SUPPLIED ENTRIES:
━━━━

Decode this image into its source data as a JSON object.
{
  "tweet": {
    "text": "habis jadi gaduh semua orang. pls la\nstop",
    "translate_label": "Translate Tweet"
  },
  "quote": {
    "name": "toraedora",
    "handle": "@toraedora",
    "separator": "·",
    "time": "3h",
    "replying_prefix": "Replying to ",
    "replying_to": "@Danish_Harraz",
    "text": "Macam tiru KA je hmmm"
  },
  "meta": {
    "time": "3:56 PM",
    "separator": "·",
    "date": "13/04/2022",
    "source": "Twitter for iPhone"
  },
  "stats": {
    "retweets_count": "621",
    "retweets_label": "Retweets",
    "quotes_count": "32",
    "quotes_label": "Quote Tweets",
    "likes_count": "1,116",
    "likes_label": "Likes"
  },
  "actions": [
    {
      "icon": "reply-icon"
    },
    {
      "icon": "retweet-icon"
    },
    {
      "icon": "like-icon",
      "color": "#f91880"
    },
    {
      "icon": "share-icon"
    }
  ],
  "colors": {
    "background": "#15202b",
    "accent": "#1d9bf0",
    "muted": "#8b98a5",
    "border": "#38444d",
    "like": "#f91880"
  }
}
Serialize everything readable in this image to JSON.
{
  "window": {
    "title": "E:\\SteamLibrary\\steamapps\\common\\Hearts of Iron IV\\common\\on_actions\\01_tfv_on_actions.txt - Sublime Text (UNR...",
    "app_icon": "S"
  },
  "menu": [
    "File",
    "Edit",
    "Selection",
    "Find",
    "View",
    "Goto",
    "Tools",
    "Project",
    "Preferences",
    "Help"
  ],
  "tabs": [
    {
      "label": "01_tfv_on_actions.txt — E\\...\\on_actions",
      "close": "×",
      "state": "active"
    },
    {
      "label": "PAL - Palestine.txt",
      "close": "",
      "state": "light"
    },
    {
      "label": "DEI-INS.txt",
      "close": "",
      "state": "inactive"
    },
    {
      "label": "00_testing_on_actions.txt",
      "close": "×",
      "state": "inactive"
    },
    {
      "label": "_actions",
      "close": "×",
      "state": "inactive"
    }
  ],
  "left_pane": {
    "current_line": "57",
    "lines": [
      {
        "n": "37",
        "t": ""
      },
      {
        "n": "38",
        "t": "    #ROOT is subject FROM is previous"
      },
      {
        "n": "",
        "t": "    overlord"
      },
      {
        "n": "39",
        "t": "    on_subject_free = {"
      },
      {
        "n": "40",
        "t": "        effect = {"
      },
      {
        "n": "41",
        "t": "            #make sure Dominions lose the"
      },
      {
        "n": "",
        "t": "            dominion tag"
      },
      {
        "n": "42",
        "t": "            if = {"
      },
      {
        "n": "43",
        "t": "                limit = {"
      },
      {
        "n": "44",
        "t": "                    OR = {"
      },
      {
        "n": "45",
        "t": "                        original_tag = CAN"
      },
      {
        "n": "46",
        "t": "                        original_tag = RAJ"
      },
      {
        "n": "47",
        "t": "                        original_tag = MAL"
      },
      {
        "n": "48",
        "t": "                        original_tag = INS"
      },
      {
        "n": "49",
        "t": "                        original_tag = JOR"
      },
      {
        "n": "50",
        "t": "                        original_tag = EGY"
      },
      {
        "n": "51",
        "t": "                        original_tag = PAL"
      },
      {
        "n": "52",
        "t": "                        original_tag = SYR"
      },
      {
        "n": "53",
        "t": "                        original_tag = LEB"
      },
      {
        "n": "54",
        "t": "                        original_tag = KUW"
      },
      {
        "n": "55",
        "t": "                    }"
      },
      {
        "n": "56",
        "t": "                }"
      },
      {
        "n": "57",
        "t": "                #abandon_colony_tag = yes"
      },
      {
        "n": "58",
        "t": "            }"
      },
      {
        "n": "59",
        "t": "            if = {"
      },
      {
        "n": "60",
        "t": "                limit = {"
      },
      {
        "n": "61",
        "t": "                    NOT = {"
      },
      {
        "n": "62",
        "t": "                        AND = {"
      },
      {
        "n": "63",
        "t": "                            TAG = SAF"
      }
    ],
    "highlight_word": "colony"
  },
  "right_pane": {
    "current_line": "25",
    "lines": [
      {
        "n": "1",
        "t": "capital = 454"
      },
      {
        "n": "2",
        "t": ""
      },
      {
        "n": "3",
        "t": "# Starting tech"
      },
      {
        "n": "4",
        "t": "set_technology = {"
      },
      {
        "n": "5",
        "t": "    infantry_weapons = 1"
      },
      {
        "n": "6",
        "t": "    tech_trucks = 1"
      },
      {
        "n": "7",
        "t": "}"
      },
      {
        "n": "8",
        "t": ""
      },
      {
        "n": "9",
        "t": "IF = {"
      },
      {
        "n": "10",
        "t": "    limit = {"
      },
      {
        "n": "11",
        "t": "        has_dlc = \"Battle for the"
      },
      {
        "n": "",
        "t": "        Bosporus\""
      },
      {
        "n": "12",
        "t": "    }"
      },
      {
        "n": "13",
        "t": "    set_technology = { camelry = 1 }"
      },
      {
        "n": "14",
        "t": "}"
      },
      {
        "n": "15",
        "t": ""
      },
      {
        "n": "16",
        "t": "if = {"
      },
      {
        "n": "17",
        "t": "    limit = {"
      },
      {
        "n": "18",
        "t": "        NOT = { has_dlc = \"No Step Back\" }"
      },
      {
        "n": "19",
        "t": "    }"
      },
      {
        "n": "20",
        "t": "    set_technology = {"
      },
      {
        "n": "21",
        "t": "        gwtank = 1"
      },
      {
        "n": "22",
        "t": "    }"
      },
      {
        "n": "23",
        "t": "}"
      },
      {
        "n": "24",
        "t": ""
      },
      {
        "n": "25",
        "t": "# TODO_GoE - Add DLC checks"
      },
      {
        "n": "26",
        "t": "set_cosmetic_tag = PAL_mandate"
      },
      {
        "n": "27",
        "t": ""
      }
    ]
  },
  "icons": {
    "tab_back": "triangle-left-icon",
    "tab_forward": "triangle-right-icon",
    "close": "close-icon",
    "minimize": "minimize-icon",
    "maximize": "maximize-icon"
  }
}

━━━━

SHORT TASK: From the listing above, return each line with the word "triangle".

RESULT FOR THIS EXERCISE:
    "tab_back": "triangle-left-icon",
    "tab_forward": "triangle-right-icon",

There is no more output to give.